Listed entries =

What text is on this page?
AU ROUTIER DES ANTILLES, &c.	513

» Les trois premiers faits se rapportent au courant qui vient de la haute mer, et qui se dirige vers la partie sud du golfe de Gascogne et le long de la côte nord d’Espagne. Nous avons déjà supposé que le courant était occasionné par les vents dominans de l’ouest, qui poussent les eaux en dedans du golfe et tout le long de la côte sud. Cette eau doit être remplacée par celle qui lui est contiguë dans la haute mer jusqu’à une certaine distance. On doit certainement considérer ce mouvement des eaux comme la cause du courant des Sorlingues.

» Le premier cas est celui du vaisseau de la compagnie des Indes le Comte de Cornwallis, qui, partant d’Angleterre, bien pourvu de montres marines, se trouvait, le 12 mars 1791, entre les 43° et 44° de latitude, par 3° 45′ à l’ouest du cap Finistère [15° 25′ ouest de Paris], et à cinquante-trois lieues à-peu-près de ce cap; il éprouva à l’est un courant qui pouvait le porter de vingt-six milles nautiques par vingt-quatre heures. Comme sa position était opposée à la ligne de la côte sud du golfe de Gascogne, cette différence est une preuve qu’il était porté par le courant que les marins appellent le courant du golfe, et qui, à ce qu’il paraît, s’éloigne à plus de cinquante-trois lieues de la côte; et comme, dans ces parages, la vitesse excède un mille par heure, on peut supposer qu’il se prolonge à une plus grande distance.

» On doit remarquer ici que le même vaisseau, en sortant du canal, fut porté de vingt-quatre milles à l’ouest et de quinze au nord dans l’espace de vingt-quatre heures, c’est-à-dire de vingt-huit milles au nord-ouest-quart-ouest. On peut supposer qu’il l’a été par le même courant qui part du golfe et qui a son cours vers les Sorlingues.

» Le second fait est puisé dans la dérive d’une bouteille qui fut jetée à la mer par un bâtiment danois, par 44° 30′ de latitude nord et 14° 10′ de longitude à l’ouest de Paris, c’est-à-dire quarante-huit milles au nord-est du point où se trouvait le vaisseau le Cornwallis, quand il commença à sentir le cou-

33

Problem statement =
Find the lines containing "distance" and pull them out.

Expected answer =
» Les trois premiers faits se rapportent au courant qui vient de la haute mer, et qui se dirige vers la partie sud du golfe de Gascogne et le long de la côte nord d’Espagne. Nous avons déjà supposé que le courant était occasionné par les vents dominans de l’ouest, qui poussent les eaux en dedans du golfe et tout le long de la côte sud. Cette eau doit être remplacée par celle qui lui est contiguë dans la haute mer jusqu’à une certaine distance. On doit certainement considérer ce mouvement des eaux comme la cause du courant des Sorlingues.
» Le premier cas est celui du vaisseau de la compagnie des Indes le Comte de Cornwallis, qui, partant d’Angleterre, bien pourvu de montres marines, se trouvait, le 12 mars 1791, entre les 43° et 44° de latitude, par 3° 45′ à l’ouest du cap Finistère [15° 25′ ouest de Paris], et à cinquante-trois lieues à-peu-près de ce cap; il éprouva à l’est un courant qui pouvait le porter de vingt-six milles nautiques par vingt-quatre heures. Comme sa position était opposée à la ligne de la côte sud du golfe de Gascogne, cette différence est une preuve qu’il était porté par le courant que les marins appellent le courant du golfe, et qui, à ce qu’il paraît, s’éloigne à plus de cinquante-trois lieues de la côte; et comme, dans ces parages, la vitesse excède un mille par heure, on peut supposer qu’il se prolonge à une plus grande distance.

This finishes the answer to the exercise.